■ Stated goal:
Tally all lines containing the word "Mean". Give the number alone.

= = = = =

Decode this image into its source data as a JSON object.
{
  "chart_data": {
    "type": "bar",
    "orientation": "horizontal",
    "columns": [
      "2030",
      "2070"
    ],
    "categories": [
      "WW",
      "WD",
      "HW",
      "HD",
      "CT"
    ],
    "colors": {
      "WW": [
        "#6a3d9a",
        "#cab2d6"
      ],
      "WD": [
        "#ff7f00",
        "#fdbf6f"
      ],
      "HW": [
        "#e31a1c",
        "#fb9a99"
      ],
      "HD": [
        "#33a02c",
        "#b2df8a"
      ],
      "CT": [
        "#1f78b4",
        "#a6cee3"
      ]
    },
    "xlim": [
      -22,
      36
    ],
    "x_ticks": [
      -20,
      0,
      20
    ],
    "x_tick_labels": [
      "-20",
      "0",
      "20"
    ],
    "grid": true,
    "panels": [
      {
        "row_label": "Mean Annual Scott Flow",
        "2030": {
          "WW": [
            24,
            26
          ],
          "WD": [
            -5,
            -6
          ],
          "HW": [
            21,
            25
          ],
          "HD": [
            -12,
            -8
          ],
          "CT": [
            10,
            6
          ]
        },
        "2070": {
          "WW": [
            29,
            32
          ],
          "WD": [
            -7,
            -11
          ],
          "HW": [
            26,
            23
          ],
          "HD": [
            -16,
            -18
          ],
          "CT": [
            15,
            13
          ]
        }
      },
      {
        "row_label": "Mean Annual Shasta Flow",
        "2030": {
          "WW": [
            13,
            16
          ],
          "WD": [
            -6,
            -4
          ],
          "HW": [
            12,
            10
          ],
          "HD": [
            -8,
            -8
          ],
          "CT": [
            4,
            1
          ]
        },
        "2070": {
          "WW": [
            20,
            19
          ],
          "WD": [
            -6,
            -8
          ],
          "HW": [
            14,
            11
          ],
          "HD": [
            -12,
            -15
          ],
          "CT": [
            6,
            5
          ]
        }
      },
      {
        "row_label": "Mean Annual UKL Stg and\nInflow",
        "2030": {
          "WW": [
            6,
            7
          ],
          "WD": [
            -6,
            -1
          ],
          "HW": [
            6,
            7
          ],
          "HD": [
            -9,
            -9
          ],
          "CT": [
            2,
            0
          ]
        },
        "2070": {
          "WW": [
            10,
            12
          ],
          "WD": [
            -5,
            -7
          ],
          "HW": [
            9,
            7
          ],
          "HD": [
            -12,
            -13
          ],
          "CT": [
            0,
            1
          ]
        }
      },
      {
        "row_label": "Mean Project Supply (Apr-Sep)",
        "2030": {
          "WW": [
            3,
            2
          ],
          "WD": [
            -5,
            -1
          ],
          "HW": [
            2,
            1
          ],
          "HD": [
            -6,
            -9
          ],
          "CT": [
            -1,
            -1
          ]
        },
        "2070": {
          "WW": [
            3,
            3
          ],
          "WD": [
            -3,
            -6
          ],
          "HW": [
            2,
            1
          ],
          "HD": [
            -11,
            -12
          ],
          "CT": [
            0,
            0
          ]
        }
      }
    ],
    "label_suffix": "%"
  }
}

= = = = =

■ The output:
4